■ Records from a data source:
-------

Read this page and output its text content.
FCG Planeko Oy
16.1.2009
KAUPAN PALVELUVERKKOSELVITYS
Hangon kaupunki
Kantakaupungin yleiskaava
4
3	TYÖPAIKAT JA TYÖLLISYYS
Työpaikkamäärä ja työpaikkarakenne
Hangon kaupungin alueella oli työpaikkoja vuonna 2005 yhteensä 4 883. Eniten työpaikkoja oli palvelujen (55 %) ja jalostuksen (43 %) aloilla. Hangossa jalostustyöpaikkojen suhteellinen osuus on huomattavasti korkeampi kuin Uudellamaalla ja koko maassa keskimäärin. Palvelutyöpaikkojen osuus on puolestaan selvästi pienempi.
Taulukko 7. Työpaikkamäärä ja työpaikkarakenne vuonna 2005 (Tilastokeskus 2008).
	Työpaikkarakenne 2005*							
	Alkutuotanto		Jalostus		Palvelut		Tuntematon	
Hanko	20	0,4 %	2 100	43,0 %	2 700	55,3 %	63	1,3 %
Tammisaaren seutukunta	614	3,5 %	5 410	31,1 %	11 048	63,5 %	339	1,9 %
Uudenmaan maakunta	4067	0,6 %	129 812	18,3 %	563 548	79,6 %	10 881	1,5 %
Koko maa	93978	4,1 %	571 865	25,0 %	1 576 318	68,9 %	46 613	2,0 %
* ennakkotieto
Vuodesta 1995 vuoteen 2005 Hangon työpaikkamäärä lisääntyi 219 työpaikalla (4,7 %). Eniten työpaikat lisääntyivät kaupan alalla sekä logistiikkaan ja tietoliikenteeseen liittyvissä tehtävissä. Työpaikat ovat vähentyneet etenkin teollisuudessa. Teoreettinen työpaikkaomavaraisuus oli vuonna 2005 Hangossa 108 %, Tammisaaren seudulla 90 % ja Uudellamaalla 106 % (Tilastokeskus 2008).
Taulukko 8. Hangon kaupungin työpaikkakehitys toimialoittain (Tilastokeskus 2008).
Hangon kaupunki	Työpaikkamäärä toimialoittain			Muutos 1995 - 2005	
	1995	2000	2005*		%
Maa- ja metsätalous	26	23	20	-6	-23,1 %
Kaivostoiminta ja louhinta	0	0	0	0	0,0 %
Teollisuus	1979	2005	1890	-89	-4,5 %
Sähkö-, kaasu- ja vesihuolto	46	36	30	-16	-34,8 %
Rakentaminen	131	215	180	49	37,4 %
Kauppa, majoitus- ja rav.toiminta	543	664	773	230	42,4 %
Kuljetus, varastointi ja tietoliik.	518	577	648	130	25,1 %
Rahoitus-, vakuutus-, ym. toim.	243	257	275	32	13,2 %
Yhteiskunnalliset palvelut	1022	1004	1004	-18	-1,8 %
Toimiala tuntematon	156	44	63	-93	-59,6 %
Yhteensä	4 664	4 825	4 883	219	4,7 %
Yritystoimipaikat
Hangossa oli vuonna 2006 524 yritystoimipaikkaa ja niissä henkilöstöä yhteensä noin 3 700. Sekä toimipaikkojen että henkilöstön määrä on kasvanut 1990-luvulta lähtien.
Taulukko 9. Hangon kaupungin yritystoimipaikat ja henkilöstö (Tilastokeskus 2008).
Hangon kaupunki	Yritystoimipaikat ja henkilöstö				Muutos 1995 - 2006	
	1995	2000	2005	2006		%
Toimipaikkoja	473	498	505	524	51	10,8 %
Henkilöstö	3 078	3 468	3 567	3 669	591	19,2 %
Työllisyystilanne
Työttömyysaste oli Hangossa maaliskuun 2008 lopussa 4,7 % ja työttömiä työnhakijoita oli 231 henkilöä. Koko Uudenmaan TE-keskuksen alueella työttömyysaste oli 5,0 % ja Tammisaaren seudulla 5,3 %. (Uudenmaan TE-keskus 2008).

-------

■ Stated exercise: Quote the data above in full, changing nothing.

■ Exercise result:
Read this page and output its text content.
FCG Planeko Oy
16.1.2009
KAUPAN PALVELUVERKKOSELVITYS
Hangon kaupunki
Kantakaupungin yleiskaava
4
3	TYÖPAIKAT JA TYÖLLISYYS
Työpaikkamäärä ja työpaikkarakenne
Hangon kaupungin alueella oli työpaikkoja vuonna 2005 yhteensä 4 883. Eniten työpaikkoja oli palvelujen (55 %) ja jalostuksen (43 %) aloilla. Hangossa jalostustyöpaikkojen suhteellinen osuus on huomattavasti korkeampi kuin Uudellamaalla ja koko maassa keskimäärin. Palvelutyöpaikkojen osuus on puolestaan selvästi pienempi.
Taulukko 7. Työpaikkamäärä ja työpaikkarakenne vuonna 2005 (Tilastokeskus 2008).
	Työpaikkarakenne 2005*							
	Alkutuotanto		Jalostus		Palvelut		Tuntematon	
Hanko	20	0,4 %	2 100	43,0 %	2 700	55,3 %	63	1,3 %
Tammisaaren seutukunta	614	3,5 %	5 410	31,1 %	11 048	63,5 %	339	1,9 %
Uudenmaan maakunta	4067	0,6 %	129 812	18,3 %	563 548	79,6 %	10 881	1,5 %
Koko maa	93978	4,1 %	571 865	25,0 %	1 576 318	68,9 %	46 613	2,0 %
* ennakkotieto
Vuodesta 1995 vuoteen 2005 Hangon työpaikkamäärä lisääntyi 219 työpaikalla (4,7 %). Eniten työpaikat lisääntyivät kaupan alalla sekä logistiikkaan ja tietoliikenteeseen liittyvissä tehtävissä. Työpaikat ovat vähentyneet etenkin teollisuudessa. Teoreettinen työpaikkaomavaraisuus oli vuonna 2005 Hangossa 108 %, Tammisaaren seudulla 90 % ja Uudellamaalla 106 % (Tilastokeskus 2008).
Taulukko 8. Hangon kaupungin työpaikkakehitys toimialoittain (Tilastokeskus 2008).
Hangon kaupunki	Työpaikkamäärä toimialoittain			Muutos 1995 - 2005	
	1995	2000	2005*		%
Maa- ja metsätalous	26	23	20	-6	-23,1 %
Kaivostoiminta ja louhinta	0	0	0	0	0,0 %
Teollisuus	1979	2005	1890	-89	-4,5 %
Sähkö-, kaasu- ja vesihuolto	46	36	30	-16	-34,8 %
Rakentaminen	131	215	180	49	37,4 %
Kauppa, majoitus- ja rav.toiminta	543	664	773	230	42,4 %
Kuljetus, varastointi ja tietoliik.	518	577	648	130	25,1 %
Rahoitus-, vakuutus-, ym. toim.	243	257	275	32	13,2 %
Yhteiskunnalliset palvelut	1022	1004	1004	-18	-1,8 %
Toimiala tuntematon	156	44	63	-93	-59,6 %
Yhteensä	4 664	4 825	4 883	219	4,7 %
Yritystoimipaikat
Hangossa oli vuonna 2006 524 yritystoimipaikkaa ja niissä henkilöstöä yhteensä noin 3 700. Sekä toimipaikkojen että henkilöstön määrä on kasvanut 1990-luvulta lähtien.
Taulukko 9. Hangon kaupungin yritystoimipaikat ja henkilöstö (Tilastokeskus 2008).
Hangon kaupunki	Yritystoimipaikat ja henkilöstö				Muutos 1995 - 2006	
	1995	2000	2005	2006		%
Toimipaikkoja	473	498	505	524	51	10,8 %
Henkilöstö	3 078	3 468	3 567	3 669	591	19,2 %
Työllisyystilanne
Työttömyysaste oli Hangossa maaliskuun 2008 lopussa 4,7 % ja työttömiä työnhakijoita oli 231 henkilöä. Koko Uudenmaan TE-keskuksen alueella työttömyysaste oli 5,0 % ja Tammisaaren seudulla 5,3 %. (Uudenmaan TE-keskus 2008).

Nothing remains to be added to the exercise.